_Aim of the task_
Quote the listing in full, exactly as given, minus any pictures.

_Data provided_

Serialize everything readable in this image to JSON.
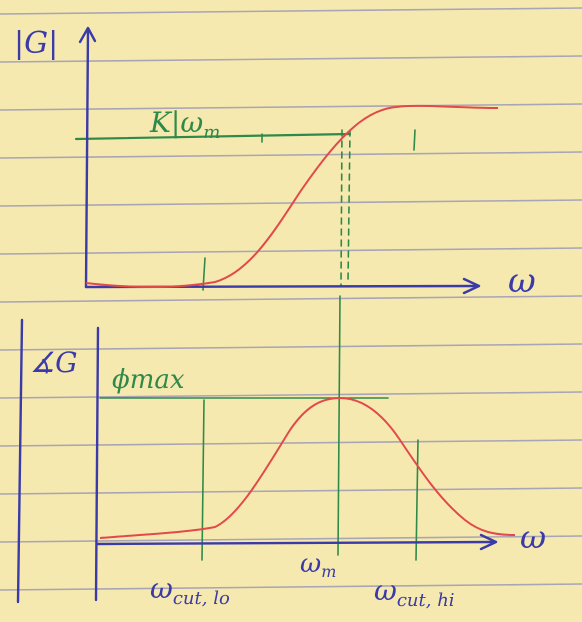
{
  "colors": {
    "paper": "#f6e9b0",
    "rule_line": "#8f8fb8",
    "axis_ink": "#3a3aa8",
    "guide_ink": "#2f8a4a",
    "curve_ink": "#e24a4a",
    "label_ink_blue": "#3a3aa8",
    "label_ink_green": "#2f8a4a"
  },
  "top_plot": {
    "y_label": "|G|",
    "x_label": "ω",
    "level_label": "K|ω",
    "level_label_sub": "m"
  },
  "bottom_plot": {
    "y_label": "∡G",
    "x_label": "ω",
    "peak_label": "ϕmax"
  },
  "freq_labels": {
    "cut_lo_main": "ω",
    "cut_lo_sub": "cut, lo",
    "m_main": "ω",
    "m_sub": "m",
    "cut_hi_main": "ω",
    "cut_hi_sub": "cut, hi"
  }
}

_Task result_
Serialize everything readable in this image to JSON.
{
  "colors": {
    "paper": "#f6e9b0",
    "rule_line": "#8f8fb8",
    "axis_ink": "#3a3aa8",
    "guide_ink": "#2f8a4a",
    "curve_ink": "#e24a4a",
    "label_ink_blue": "#3a3aa8",
    "label_ink_green": "#2f8a4a"
  },
  "top_plot": {
    "y_label": "|G|",
    "x_label": "ω",
    "level_label": "K|ω",
    "level_label_sub": "m"
  },
  "bottom_plot": {
    "y_label": "∡G",
    "x_label": "ω",
    "peak_label": "ϕmax"
  },
  "freq_labels": {
    "cut_lo_main": "ω",
    "cut_lo_sub": "cut, lo",
    "m_main": "ω",
    "m_sub": "m",
    "cut_hi_main": "ω",
    "cut_hi_sub": "cut, hi"
  }
}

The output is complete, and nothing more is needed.